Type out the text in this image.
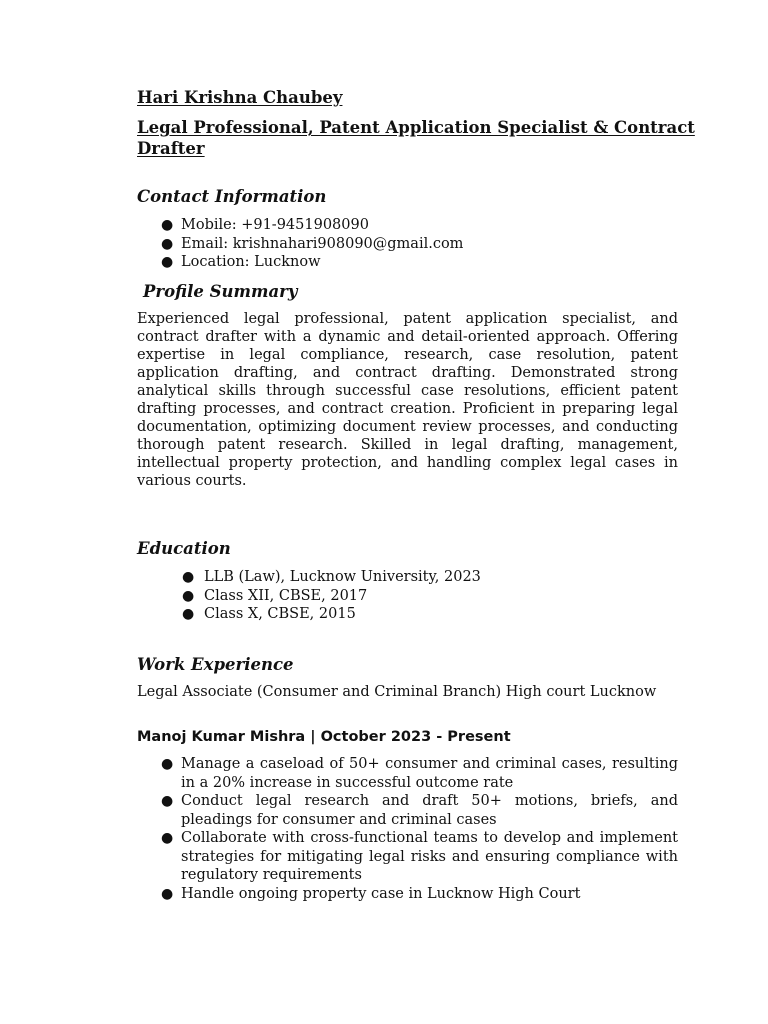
Hari Krishna Chaubey
Legal Professional, Patent Application Specialist & Contract Drafter
Contact Information
● Mobile: +91-9451908090
● Email: krishnahari908090@gmail.com
● Location: Lucknow
Profile Summary

Experienced legal professional, patent application specialist, and contract drafter with a dynamic and detail-oriented approach. Offering expertise in legal compliance, research, case resolution, patent application drafting, and contract drafting. Demonstrated strong analytical skills through successful case resolutions, efficient patent drafting processes, and contract creation. Proficient in preparing legal documentation, optimizing document review processes, and conducting thorough patent research. Skilled in legal drafting, management, intellectual property protection, and handling complex legal cases in various courts.

Education
● LLB (Law), Lucknow University, 2023
● Class XII, CBSE, 2017
● Class X, CBSE, 2015
Work Experience
Legal Associate (Consumer and Criminal Branch) High court Lucknow
Manoj Kumar Mishra | October 2023 - Present
● Manage a caseload of 50+ consumer and criminal cases, resulting in a 20% increase in successful outcome rate
● Conduct legal research and draft 50+ motions, briefs, and pleadings for consumer and criminal cases
● Collaborate with cross-functional teams to develop and implement strategies for mitigating legal risks and ensuring compliance with regulatory requirements
● Handle ongoing property case in Lucknow High Court
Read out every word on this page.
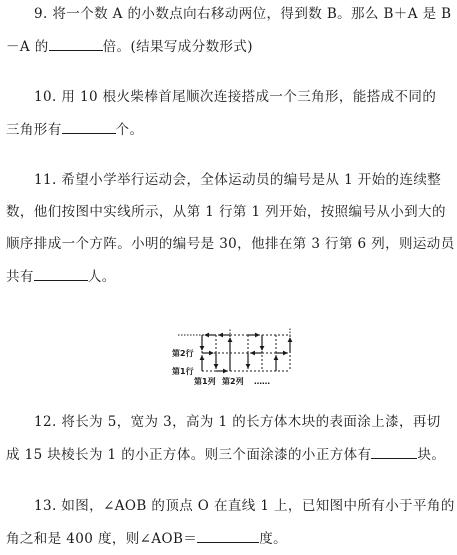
9. 将一个数 A 的小数点向右移动两位，得到数 B。那么 B＋A 是 B
－A 的	倍。(结果写成分数形式)
10. 用 10 根火柴棒首尾顺次连接搭成一个三角形，能搭成不同的
三角形有	个。
11. 希望小学举行运动会，全体运动员的编号是从 1 开始的连续整
数，他们按图中实线所示，从第 1 行第 1 列开始，按照编号从小到大的
顺序排成一个方阵。小明的编号是 30，他排在第 3 行第 6 列，则运动员
共有	人。
第2行
第1行
第1列 第2列 ……
12. 将长为 5，宽为 3，高为 1 的长方体木块的表面涂上漆，再切
成 15 块棱长为 1 的小正方体。则三个面涂漆的小正方体有	块。
13. 如图，∠AOB 的顶点 O 在直线 1 上，已知图中所有小于平角的
角之和是 400 度，则∠AOB＝	度。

:::

INSTRUCTIONS FOR THE TASK: Your copy should match the records word for word, with the pictures removed.

EXERCISE ANSWER:
Type out the text in this image.
Hari Krishna Chaubey
Legal Professional, Patent Application Specialist & Contract Drafter
Contact Information
● Mobile: +91-9451908090
● Email: krishnahari908090@gmail.com
● Location: Lucknow
Profile Summary

Experienced legal professional, patent application specialist, and contract drafter with a dynamic and detail-oriented approach. Offering expertise in legal compliance, research, case resolution, patent application drafting, and contract drafting. Demonstrated strong analytical skills through successful case resolutions, efficient patent drafting processes, and contract creation. Proficient in preparing legal documentation, optimizing document review processes, and conducting thorough patent research. Skilled in legal drafting, management, intellectual property protection, and handling complex legal cases in various courts.

Education
● LLB (Law), Lucknow University, 2023
● Class XII, CBSE, 2017
● Class X, CBSE, 2015
Work Experience
Legal Associate (Consumer and Criminal Branch) High court Lucknow
Manoj Kumar Mishra | October 2023 - Present
● Manage a caseload of 50+ consumer and criminal cases, resulting in a 20% increase in successful outcome rate
● Conduct legal research and draft 50+ motions, briefs, and pleadings for consumer and criminal cases
● Collaborate with cross-functional teams to develop and implement strategies for mitigating legal risks and ensuring compliance with regulatory requirements
● Handle ongoing property case in Lucknow High Court
Read out every word on this page.
9. 将一个数 A 的小数点向右移动两位，得到数 B。那么 B＋A 是 B
－A 的	倍。(结果写成分数形式)
10. 用 10 根火柴棒首尾顺次连接搭成一个三角形，能搭成不同的
三角形有	个。
11. 希望小学举行运动会，全体运动员的编号是从 1 开始的连续整
数，他们按图中实线所示，从第 1 行第 1 列开始，按照编号从小到大的
顺序排成一个方阵。小明的编号是 30，他排在第 3 行第 6 列，则运动员
共有	人。
第2行
第1行
第1列 第2列 ……
12. 将长为 5，宽为 3，高为 1 的长方体木块的表面涂上漆，再切
成 15 块棱长为 1 的小正方体。则三个面涂漆的小正方体有	块。
13. 如图，∠AOB 的顶点 O 在直线 1 上，已知图中所有小于平角的
角之和是 400 度，则∠AOB＝	度。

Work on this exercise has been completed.